*Required work*
Among the entries below, count the lines that contain the word "Create". Write down only the total.

*Material to process*
⟨

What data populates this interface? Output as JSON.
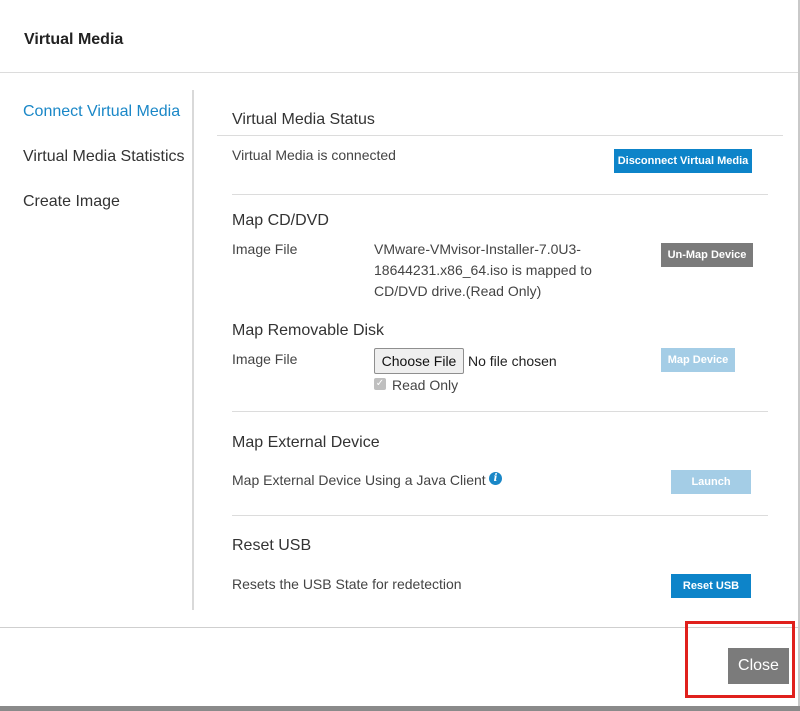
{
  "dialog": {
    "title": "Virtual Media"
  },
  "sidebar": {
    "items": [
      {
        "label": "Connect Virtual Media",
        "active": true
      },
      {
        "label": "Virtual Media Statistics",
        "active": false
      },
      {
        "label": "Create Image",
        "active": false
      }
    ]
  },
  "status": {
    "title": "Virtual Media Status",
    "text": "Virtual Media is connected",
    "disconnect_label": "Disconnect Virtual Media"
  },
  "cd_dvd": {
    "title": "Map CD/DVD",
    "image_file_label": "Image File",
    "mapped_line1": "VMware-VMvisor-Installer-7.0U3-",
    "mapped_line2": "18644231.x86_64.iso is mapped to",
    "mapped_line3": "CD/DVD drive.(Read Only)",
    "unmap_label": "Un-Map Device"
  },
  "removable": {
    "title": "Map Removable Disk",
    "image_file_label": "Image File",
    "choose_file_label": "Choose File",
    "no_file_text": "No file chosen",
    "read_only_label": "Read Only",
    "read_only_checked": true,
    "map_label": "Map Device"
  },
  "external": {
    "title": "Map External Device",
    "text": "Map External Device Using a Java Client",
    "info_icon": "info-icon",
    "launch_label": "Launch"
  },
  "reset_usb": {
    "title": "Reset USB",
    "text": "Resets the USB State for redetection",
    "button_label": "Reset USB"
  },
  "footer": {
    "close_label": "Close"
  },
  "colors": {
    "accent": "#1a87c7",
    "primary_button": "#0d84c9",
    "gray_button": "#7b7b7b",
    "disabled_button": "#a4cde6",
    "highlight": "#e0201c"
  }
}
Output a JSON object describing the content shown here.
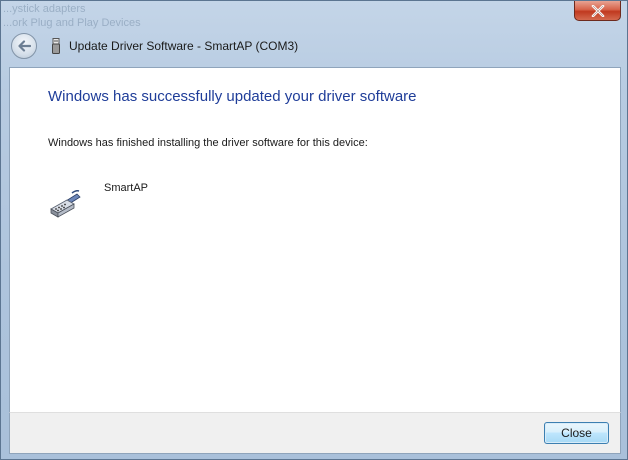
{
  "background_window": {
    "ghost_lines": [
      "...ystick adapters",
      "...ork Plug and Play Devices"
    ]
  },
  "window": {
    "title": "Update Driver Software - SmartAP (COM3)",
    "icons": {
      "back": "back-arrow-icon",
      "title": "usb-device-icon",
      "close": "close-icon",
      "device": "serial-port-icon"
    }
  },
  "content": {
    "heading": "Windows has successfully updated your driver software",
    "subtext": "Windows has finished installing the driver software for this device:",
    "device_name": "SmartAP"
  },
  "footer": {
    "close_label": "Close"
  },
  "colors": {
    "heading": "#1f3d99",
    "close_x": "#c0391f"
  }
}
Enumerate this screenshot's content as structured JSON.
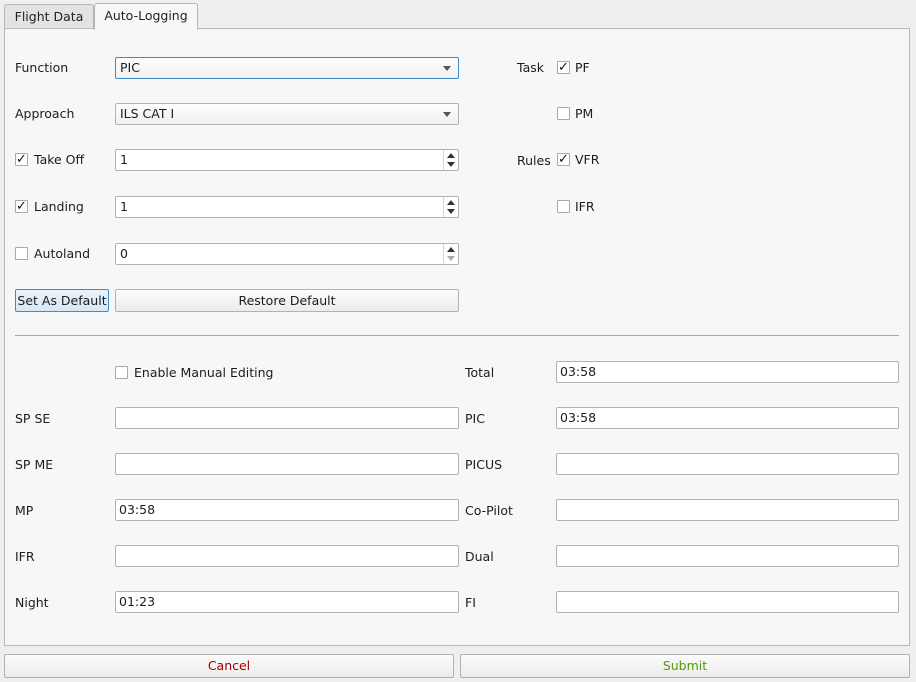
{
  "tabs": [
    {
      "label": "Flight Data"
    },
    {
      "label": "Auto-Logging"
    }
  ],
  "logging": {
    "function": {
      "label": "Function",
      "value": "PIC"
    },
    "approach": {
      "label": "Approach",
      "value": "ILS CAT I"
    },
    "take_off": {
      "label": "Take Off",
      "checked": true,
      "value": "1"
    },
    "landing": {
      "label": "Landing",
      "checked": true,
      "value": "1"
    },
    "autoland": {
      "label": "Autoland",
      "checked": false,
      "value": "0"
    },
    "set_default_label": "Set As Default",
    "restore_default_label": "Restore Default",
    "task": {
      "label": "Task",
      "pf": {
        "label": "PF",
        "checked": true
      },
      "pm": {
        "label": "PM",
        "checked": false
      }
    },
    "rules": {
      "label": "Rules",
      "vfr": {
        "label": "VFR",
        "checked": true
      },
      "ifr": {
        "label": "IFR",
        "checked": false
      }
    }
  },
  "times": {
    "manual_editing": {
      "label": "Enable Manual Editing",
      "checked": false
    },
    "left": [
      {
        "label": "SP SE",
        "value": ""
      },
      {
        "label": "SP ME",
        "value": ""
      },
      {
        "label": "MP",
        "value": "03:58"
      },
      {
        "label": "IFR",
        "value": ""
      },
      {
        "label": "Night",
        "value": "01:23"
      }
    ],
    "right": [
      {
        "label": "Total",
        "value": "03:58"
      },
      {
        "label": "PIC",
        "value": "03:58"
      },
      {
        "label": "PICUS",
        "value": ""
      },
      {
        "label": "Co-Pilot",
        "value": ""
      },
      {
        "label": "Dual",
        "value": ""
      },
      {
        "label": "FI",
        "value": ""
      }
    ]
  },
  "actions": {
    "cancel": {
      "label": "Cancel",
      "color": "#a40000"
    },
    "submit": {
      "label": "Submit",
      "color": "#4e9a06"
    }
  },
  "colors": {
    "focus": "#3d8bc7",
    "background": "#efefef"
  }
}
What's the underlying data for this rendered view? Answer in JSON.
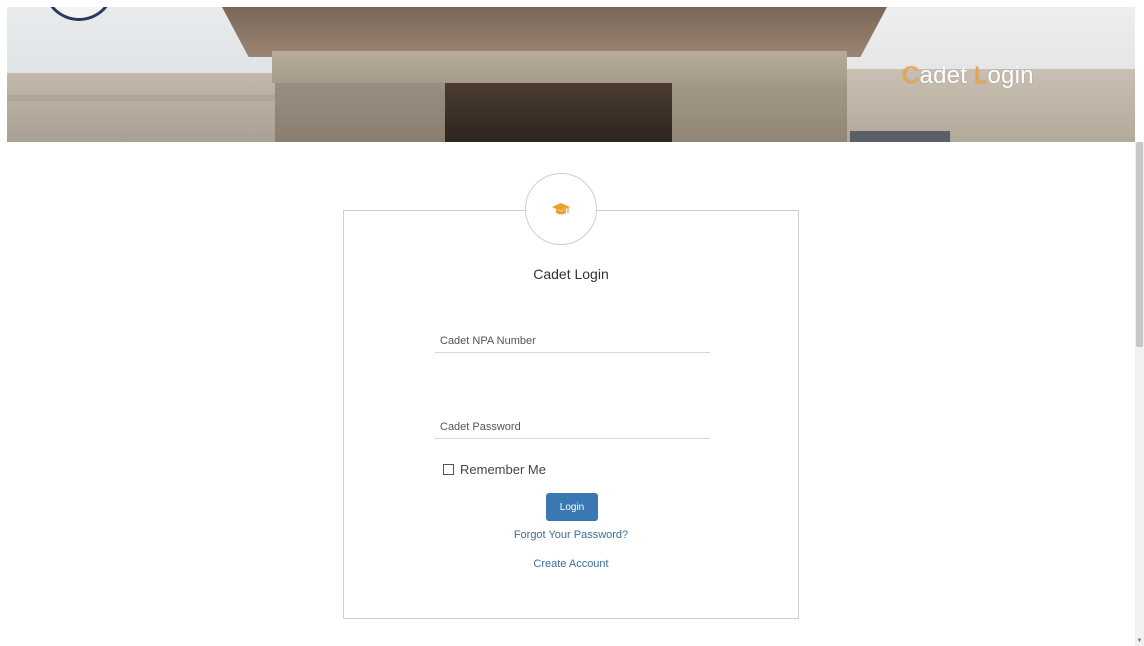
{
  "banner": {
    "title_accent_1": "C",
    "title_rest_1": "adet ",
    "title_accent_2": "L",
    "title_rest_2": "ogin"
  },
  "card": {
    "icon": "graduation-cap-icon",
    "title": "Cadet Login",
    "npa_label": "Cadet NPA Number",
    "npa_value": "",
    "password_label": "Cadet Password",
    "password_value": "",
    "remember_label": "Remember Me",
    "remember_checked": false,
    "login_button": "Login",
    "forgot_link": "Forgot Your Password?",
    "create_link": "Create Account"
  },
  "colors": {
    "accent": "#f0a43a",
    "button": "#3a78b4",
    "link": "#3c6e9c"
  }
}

⟩
⟨

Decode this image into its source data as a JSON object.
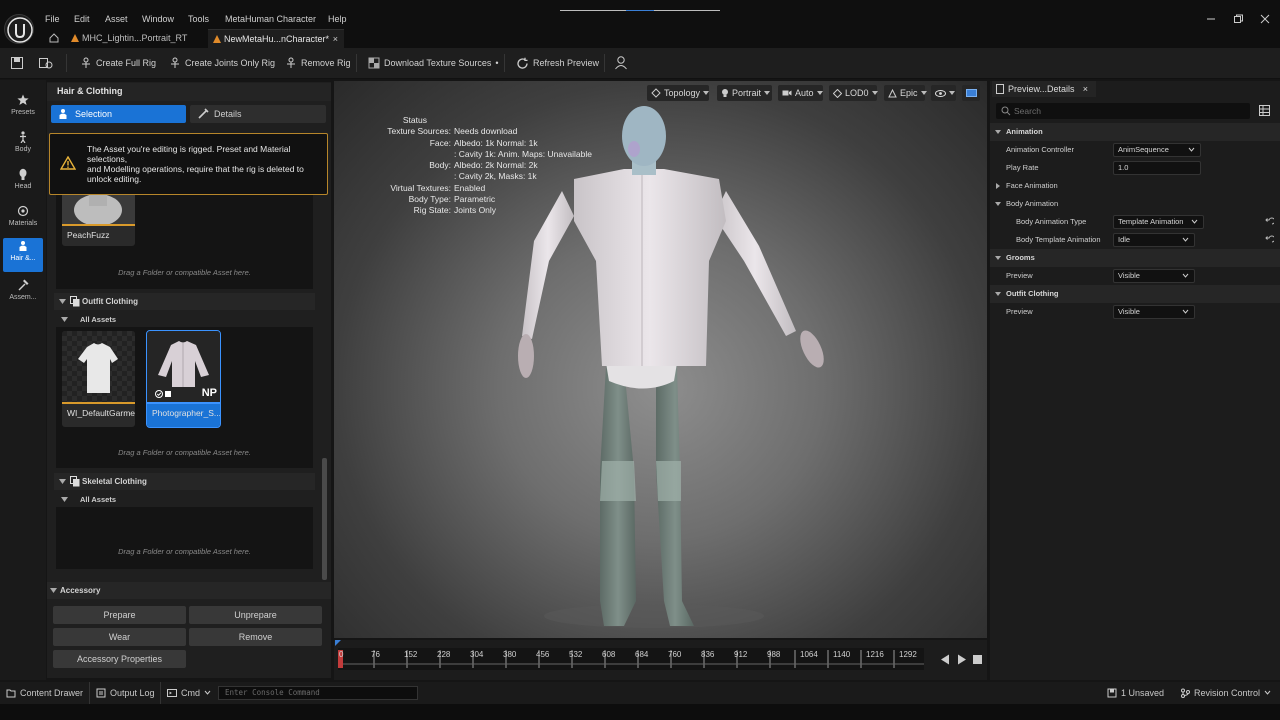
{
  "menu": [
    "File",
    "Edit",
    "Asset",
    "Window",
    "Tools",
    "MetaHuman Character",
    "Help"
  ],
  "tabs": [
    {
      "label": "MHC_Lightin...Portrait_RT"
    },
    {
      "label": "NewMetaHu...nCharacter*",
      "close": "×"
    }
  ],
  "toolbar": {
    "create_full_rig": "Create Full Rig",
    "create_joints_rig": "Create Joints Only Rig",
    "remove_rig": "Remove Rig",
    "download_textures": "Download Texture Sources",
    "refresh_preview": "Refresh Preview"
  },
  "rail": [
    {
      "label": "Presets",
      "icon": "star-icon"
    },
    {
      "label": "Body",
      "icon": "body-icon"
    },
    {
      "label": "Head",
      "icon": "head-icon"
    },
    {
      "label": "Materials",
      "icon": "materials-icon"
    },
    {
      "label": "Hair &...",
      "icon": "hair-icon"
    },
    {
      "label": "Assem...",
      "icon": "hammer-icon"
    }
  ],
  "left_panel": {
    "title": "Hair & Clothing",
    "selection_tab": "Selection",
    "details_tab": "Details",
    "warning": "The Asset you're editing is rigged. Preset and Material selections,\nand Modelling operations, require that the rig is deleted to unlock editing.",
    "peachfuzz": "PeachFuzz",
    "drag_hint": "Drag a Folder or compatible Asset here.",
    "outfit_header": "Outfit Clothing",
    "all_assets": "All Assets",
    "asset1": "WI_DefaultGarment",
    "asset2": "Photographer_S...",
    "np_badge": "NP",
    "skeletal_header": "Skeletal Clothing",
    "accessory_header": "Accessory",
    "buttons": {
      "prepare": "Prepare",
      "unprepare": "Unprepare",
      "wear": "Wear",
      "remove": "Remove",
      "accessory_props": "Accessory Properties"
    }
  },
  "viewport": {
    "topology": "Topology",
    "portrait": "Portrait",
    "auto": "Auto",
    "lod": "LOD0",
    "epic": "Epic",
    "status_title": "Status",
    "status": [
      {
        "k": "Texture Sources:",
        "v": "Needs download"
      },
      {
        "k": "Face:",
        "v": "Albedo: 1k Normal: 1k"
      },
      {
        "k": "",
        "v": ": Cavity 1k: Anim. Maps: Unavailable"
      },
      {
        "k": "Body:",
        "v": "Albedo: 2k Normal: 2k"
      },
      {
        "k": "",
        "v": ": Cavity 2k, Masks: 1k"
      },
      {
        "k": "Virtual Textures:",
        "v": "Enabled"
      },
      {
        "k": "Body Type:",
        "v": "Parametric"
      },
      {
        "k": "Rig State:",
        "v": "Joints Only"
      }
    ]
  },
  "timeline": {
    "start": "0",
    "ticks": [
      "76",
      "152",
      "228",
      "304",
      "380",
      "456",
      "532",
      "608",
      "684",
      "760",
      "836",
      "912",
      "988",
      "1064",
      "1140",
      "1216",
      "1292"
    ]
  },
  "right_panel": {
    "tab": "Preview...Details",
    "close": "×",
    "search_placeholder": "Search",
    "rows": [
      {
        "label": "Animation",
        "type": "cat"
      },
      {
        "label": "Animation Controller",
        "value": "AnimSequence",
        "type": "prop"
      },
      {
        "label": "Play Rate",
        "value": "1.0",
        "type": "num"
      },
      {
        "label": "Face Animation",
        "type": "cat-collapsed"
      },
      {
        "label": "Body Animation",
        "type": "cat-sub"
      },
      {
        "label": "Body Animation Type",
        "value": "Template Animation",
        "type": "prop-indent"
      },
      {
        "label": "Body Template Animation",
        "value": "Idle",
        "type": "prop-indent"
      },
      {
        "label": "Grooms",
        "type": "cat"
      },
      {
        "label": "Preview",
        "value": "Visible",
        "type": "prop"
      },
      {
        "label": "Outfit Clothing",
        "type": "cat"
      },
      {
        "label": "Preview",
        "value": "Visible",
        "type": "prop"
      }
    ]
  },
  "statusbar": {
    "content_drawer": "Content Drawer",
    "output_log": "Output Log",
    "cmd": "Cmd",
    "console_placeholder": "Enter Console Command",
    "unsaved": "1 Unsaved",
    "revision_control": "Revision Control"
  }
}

⟩

*Result below*
4